■ FRAGMENTO DEL TEXTO:
+===+
Quizá no sea el diseño más agradable del mundo. Pero tiene su interés, no crean. Para empezar, hay quien cree que tener la habitación empapelada en verde mató a Napoleón.
Indirectamente, en todo caso.
En el siglo XIX se pusieron de moda diseños de papel pintado en un bello tono verde llamado Verde de Scheele que daba para hermosos (bueno, para el gusto de la época) diseños, muy alegres y adecuados para, digamos, la habitación de los niños. Era, además, un color bastante nuevo para la época (el color se conocía desde 1795, pero no se pudo manufacturar a gran escala hasta 1812), así que el tono tuvo mucho éxito, entre otras cosas porque en las habitaciones empapeladas con papel verde, las moscas caían como ídems. Y tenían otro detallito: olían a ajo.
Por desgracia, la gente también caía como moscas. Los enfermos que yacían en tales habitaciones se morían con bastante más frecuencia de lo que sus dolencias harían pensar. La gente sana que dormía entre estos verdores se ponía enferma, a la larga. No sé cuánto tardó en establecerse la conexión, ni quién la estableció (listísimo debió ser, si fue sólo una persona), pero finalmente se llegó a la conclusión de que el causante era el papel pintado.
¿Tan feo era que la gente se moría por no verlo? No. El culpable, como he dado ya a entender sin mucha sutileza, era el color verde del papel. No por sí solo: se daban una serie de circunstancias, a ver si sé explicarlas.
+===+
Datos estructurados del análisis de páginas:
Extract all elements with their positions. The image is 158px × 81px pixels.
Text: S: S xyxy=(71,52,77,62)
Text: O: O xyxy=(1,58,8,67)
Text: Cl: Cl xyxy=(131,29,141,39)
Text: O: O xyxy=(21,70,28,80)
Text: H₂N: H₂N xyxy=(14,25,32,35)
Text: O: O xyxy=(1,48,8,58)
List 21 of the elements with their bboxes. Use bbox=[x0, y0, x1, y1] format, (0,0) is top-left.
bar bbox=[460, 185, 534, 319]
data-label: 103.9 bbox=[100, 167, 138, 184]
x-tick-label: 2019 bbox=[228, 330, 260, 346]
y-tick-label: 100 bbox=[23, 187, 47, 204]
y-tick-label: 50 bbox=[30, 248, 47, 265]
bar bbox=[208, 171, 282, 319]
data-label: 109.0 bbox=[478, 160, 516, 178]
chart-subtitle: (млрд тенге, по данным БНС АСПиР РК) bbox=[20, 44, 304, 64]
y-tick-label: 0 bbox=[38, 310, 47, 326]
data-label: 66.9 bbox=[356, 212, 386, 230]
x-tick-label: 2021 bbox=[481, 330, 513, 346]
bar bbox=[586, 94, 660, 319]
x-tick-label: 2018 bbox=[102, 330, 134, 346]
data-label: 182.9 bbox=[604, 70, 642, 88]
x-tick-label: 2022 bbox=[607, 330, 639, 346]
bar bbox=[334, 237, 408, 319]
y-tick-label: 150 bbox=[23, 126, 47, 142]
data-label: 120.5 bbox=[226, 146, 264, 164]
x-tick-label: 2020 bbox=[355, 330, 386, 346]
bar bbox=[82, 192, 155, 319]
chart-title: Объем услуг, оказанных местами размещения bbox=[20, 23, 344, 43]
+===+
Copia íntegro y sin ningún cambio el texto sobre el papel pintado verde.

Quizá no sea el diseño más agradable del mundo. Pero tiene su interés, no crean. Para empezar, hay quien cree que tener la habitación empapelada en verde mató a Napoleón.
Indirectamente, en todo caso.
En el siglo XIX se pusieron de moda diseños de papel pintado en un bello tono verde llamado Verde de Scheele que daba para hermosos (bueno, para el gusto de la época) diseños, muy alegres y adecuados para, digamos, la habitación de los niños. Era, además, un color bastante nuevo para la época (el color se conocía desde 1795, pero no se pudo manufacturar a gran escala hasta 1812), así que el tono tuvo mucho éxito, entre otras cosas porque en las habitaciones empapeladas con papel verde, las moscas caían como ídems. Y tenían otro detallito: olían a ajo.
Por desgracia, la gente también caía como moscas. Los enfermos que yacían en tales habitaciones se morían con bastante más frecuencia de lo que sus dolencias harían pensar. La gente sana que dormía entre estos verdores se ponía enferma, a la larga. No sé cuánto tardó en establecerse la conexión, ni quién la estableció (listísimo debió ser, si fue sólo una persona), pero finalmente se llegó a la conclusión de que el causante era el papel pintado.
¿Tan feo era que la gente se moría por no verlo? No. El culpable, como he dado ya a entender sin mucha sutileza, era el color verde del papel. No por sí solo: se daban una serie de circunstancias, a ver si sé explicarlas.